→ **Your task**
Report how many lines contain "label". The answer is a single number.

→ **Records for this exercise**
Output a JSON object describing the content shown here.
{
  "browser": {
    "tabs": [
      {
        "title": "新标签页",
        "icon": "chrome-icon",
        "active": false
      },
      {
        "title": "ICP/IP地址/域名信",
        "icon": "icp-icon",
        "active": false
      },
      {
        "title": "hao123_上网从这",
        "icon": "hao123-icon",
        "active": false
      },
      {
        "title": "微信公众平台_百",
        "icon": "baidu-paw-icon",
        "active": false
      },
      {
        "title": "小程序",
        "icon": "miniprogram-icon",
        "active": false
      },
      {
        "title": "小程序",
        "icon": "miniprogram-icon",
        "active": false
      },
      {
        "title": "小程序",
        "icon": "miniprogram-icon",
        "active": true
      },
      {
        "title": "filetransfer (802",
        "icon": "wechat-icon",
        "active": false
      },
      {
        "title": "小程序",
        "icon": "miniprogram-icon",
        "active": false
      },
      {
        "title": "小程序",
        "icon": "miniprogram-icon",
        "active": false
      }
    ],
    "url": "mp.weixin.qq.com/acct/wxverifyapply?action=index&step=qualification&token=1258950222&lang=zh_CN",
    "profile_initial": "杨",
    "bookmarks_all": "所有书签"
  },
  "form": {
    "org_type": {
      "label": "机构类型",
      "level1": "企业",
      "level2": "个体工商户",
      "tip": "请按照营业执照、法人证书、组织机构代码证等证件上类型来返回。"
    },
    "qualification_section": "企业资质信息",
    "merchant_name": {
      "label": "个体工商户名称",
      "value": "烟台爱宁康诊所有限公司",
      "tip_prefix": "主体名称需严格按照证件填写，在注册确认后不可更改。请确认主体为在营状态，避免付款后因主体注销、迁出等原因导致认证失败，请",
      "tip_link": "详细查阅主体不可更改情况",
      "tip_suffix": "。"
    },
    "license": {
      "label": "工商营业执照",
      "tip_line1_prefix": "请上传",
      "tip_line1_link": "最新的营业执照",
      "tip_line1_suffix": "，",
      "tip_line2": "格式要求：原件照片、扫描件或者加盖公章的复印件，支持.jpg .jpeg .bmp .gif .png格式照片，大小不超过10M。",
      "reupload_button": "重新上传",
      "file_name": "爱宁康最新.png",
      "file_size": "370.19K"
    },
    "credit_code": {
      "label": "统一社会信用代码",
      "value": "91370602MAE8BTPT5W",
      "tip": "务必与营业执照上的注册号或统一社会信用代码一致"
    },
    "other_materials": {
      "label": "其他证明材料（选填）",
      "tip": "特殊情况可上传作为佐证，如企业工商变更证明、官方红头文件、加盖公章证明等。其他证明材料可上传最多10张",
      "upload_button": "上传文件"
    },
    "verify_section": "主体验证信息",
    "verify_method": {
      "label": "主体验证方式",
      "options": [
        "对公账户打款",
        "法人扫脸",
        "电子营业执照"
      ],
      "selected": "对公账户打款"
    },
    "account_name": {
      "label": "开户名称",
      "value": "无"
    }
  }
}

→ **Result of the task**
7